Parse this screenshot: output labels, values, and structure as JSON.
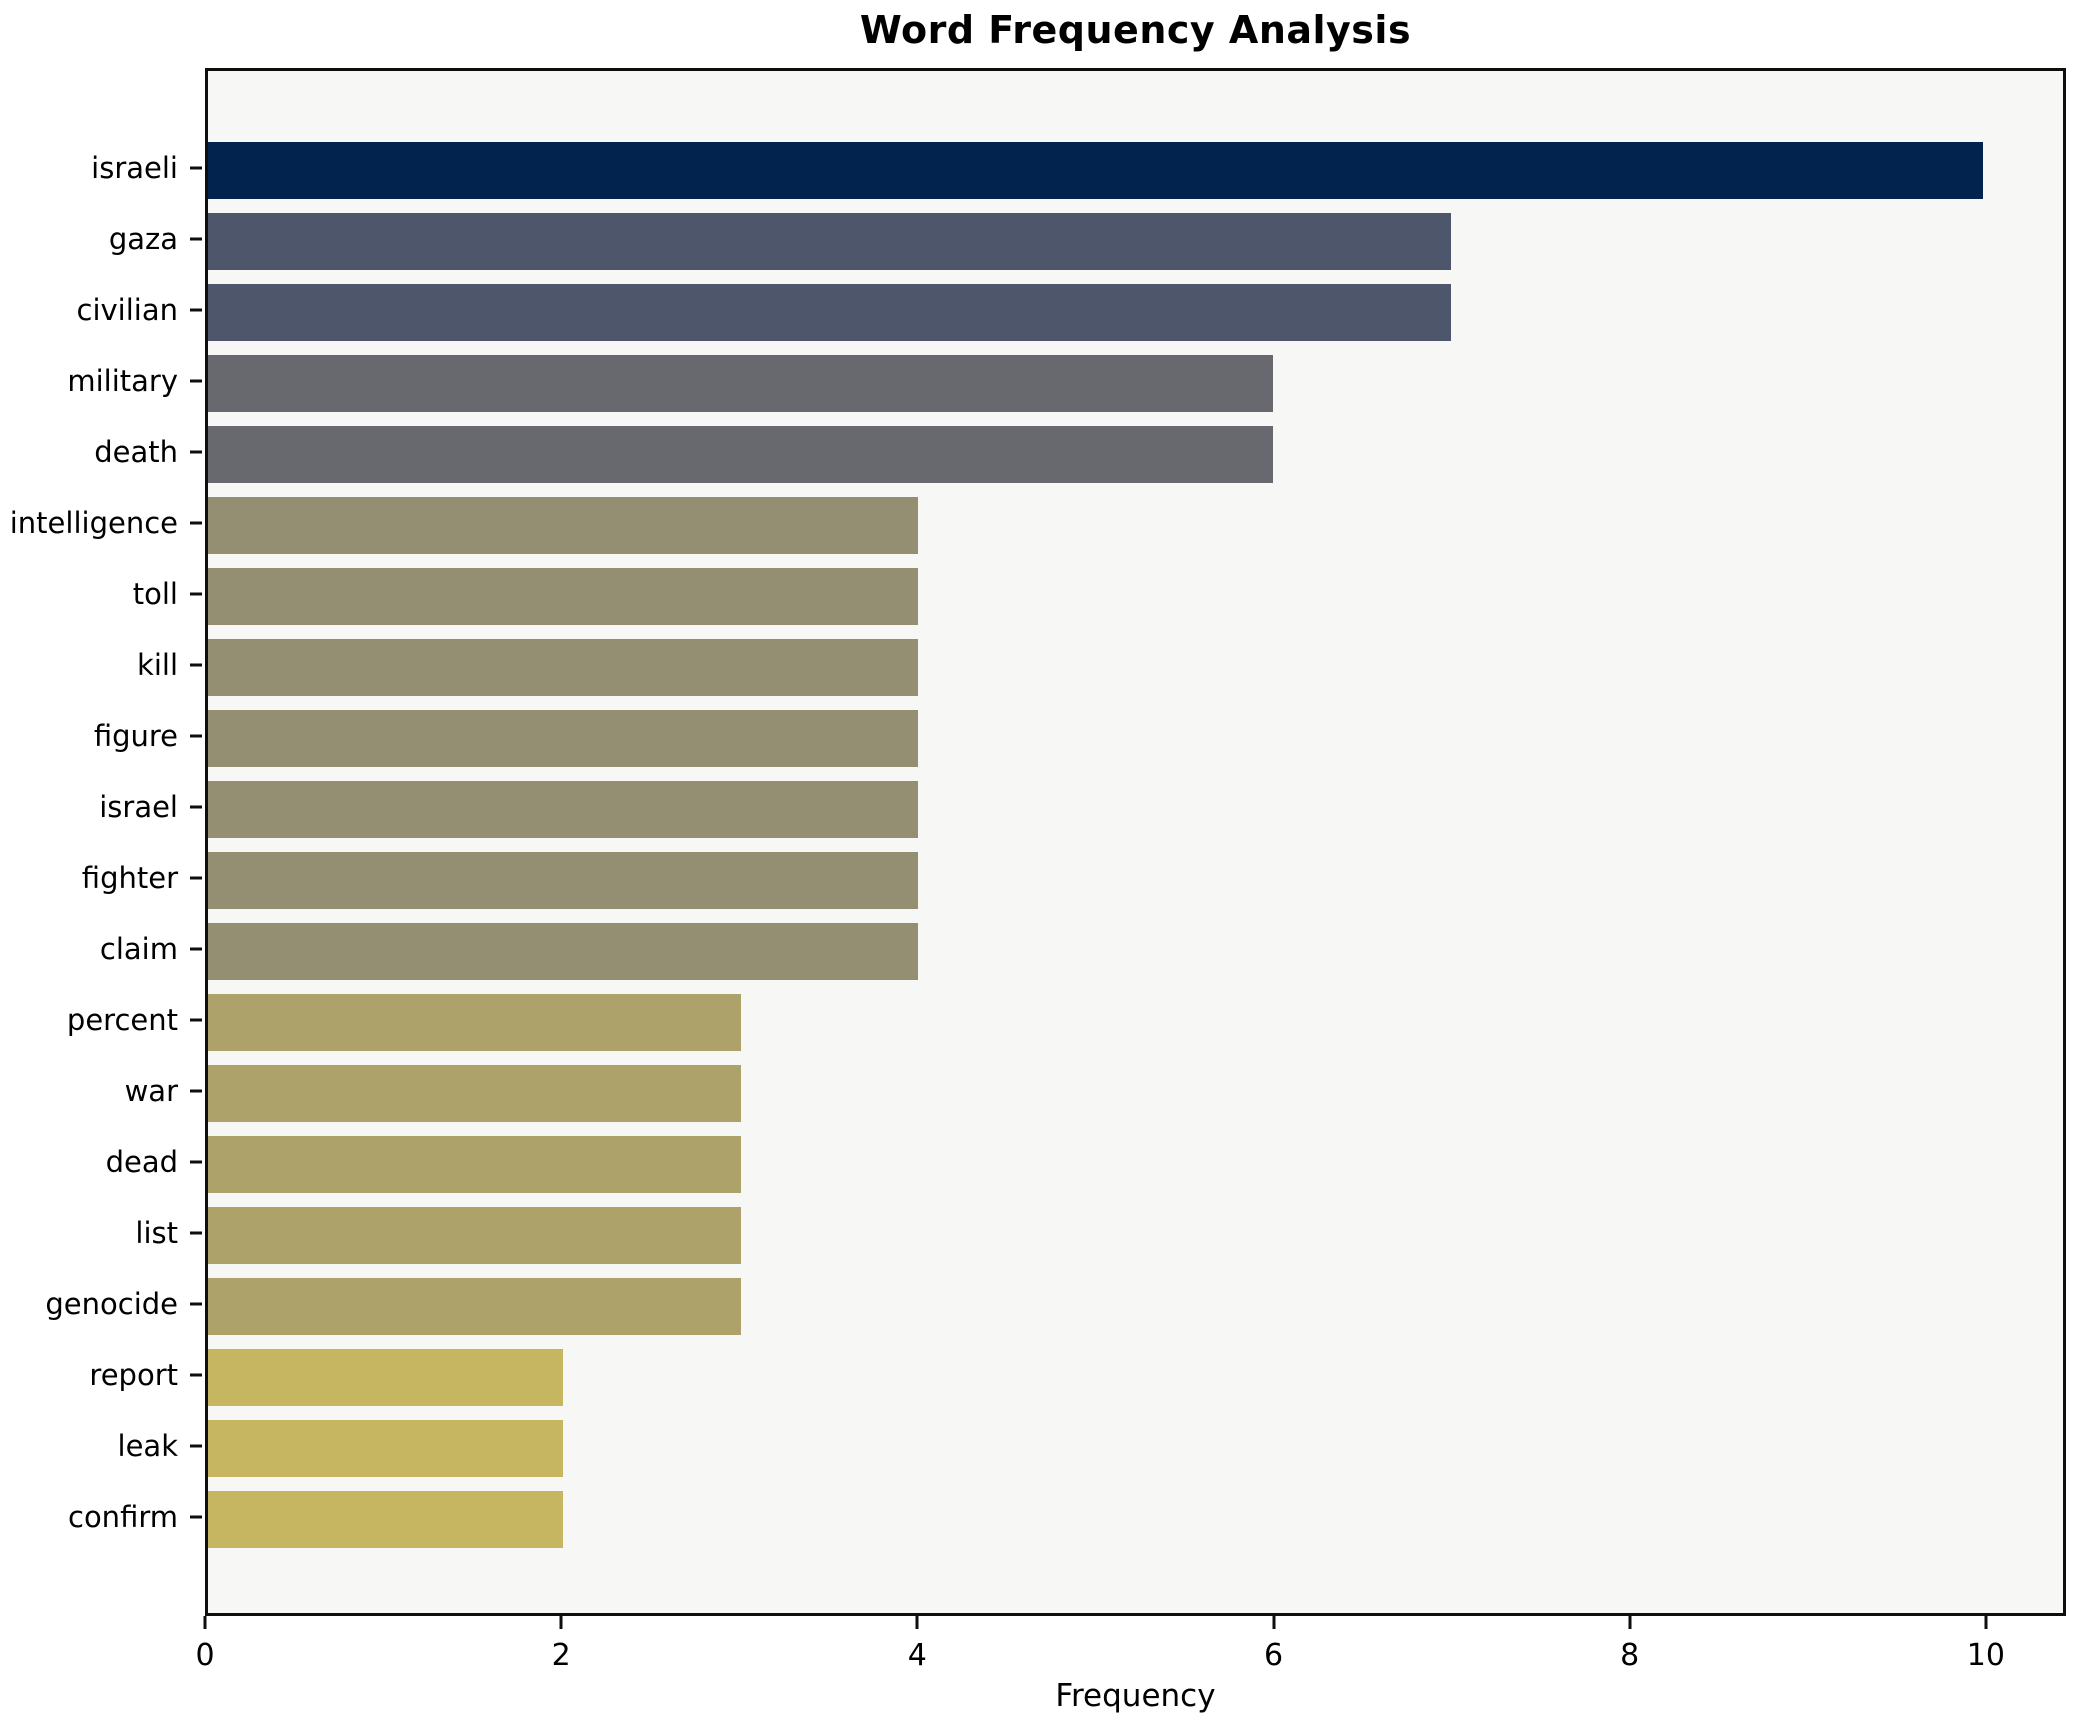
{
  "chart_data": {
    "type": "bar",
    "orientation": "horizontal",
    "title": "Word Frequency Analysis",
    "xlabel": "Frequency",
    "ylabel": "",
    "categories": [
      "israeli",
      "gaza",
      "civilian",
      "military",
      "death",
      "intelligence",
      "toll",
      "kill",
      "figure",
      "israel",
      "fighter",
      "claim",
      "percent",
      "war",
      "dead",
      "list",
      "genocide",
      "report",
      "leak",
      "confirm"
    ],
    "values": [
      10,
      7,
      7,
      6,
      6,
      4,
      4,
      4,
      4,
      4,
      4,
      4,
      3,
      3,
      3,
      3,
      3,
      2,
      2,
      2
    ],
    "bar_colors": [
      "#02234e",
      "#4d566b",
      "#4d566b",
      "#67696f",
      "#67696f",
      "#948e73",
      "#948e73",
      "#948e73",
      "#948e73",
      "#948e73",
      "#948e73",
      "#948e73",
      "#ada269",
      "#ada269",
      "#ada269",
      "#ada269",
      "#ada269",
      "#c7b661",
      "#c7b661",
      "#c7b661"
    ],
    "x_ticks": [
      0,
      2,
      4,
      6,
      8,
      10
    ],
    "xlim": [
      0,
      10.45
    ],
    "grid": false,
    "legend": null,
    "plot_background": "#f7f7f5",
    "frame_color": "#0e0e0e"
  }
}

—————

PROBLEM REQUIREMENTS —
What is the number of lines in the records that contain the word "Frequency"? Answer with the number and nothing else.

SOLUTION TO THIS TASK —
2